Exercise description ->
Quote every entry word for word.

Data shown ->

==============================

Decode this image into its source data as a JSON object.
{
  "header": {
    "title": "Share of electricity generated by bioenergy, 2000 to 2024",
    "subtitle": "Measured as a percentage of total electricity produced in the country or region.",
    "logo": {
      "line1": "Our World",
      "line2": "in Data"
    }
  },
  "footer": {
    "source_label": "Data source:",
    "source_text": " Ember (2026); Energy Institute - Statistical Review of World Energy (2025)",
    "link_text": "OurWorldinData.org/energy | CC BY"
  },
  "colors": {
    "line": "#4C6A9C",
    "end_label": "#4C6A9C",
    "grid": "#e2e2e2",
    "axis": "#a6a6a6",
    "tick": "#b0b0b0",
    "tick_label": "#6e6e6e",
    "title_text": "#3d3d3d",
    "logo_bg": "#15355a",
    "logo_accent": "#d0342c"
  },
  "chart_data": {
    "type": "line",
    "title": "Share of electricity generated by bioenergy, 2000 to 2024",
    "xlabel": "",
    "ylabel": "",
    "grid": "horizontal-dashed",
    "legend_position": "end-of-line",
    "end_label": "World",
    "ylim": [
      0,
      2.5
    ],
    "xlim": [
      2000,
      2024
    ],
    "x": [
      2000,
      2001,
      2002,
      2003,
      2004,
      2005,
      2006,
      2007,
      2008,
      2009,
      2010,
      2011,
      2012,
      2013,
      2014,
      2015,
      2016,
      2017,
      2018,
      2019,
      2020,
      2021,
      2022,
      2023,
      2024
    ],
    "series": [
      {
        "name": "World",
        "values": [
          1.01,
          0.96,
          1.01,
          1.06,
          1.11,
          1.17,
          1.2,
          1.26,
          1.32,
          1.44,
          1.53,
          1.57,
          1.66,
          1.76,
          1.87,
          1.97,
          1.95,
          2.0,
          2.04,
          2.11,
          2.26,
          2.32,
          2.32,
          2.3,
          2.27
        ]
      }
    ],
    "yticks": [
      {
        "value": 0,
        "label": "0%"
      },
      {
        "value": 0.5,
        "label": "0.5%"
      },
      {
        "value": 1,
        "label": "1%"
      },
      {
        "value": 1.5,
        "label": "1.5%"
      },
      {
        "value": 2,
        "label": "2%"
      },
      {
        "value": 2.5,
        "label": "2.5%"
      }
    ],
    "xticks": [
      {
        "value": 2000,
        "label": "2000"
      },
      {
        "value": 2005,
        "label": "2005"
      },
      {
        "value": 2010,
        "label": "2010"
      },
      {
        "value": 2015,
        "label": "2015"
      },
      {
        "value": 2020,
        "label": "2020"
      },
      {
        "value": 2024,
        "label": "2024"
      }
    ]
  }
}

==============================

Result for this task ->
Decode this image into its source data as a JSON object.
{
  "header": {
    "title": "Share of electricity generated by bioenergy, 2000 to 2024",
    "subtitle": "Measured as a percentage of total electricity produced in the country or region.",
    "logo": {
      "line1": "Our World",
      "line2": "in Data"
    }
  },
  "footer": {
    "source_label": "Data source:",
    "source_text": " Ember (2026); Energy Institute - Statistical Review of World Energy (2025)",
    "link_text": "OurWorldinData.org/energy | CC BY"
  },
  "colors": {
    "line": "#4C6A9C",
    "end_label": "#4C6A9C",
    "grid": "#e2e2e2",
    "axis": "#a6a6a6",
    "tick": "#b0b0b0",
    "tick_label": "#6e6e6e",
    "title_text": "#3d3d3d",
    "logo_bg": "#15355a",
    "logo_accent": "#d0342c"
  },
  "chart_data": {
    "type": "line",
    "title": "Share of electricity generated by bioenergy, 2000 to 2024",
    "xlabel": "",
    "ylabel": "",
    "grid": "horizontal-dashed",
    "legend_position": "end-of-line",
    "end_label": "World",
    "ylim": [
      0,
      2.5
    ],
    "xlim": [
      2000,
      2024
    ],
    "x": [
      2000,
      2001,
      2002,
      2003,
      2004,
      2005,
      2006,
      2007,
      2008,
      2009,
      2010,
      2011,
      2012,
      2013,
      2014,
      2015,
      2016,
      2017,
      2018,
      2019,
      2020,
      2021,
      2022,
      2023,
      2024
    ],
    "series": [
      {
        "name": "World",
        "values": [
          1.01,
          0.96,
          1.01,
          1.06,
          1.11,
          1.17,
          1.2,
          1.26,
          1.32,
          1.44,
          1.53,
          1.57,
          1.66,
          1.76,
          1.87,
          1.97,
          1.95,
          2.0,
          2.04,
          2.11,
          2.26,
          2.32,
          2.32,
          2.3,
          2.27
        ]
      }
    ],
    "yticks": [
      {
        "value": 0,
        "label": "0%"
      },
      {
        "value": 0.5,
        "label": "0.5%"
      },
      {
        "value": 1,
        "label": "1%"
      },
      {
        "value": 1.5,
        "label": "1.5%"
      },
      {
        "value": 2,
        "label": "2%"
      },
      {
        "value": 2.5,
        "label": "2.5%"
      }
    ],
    "xticks": [
      {
        "value": 2000,
        "label": "2000"
      },
      {
        "value": 2005,
        "label": "2005"
      },
      {
        "value": 2010,
        "label": "2010"
      },
      {
        "value": 2015,
        "label": "2015"
      },
      {
        "value": 2020,
        "label": "2020"
      },
      {
        "value": 2024,
        "label": "2024"
      }
    ]
  }
}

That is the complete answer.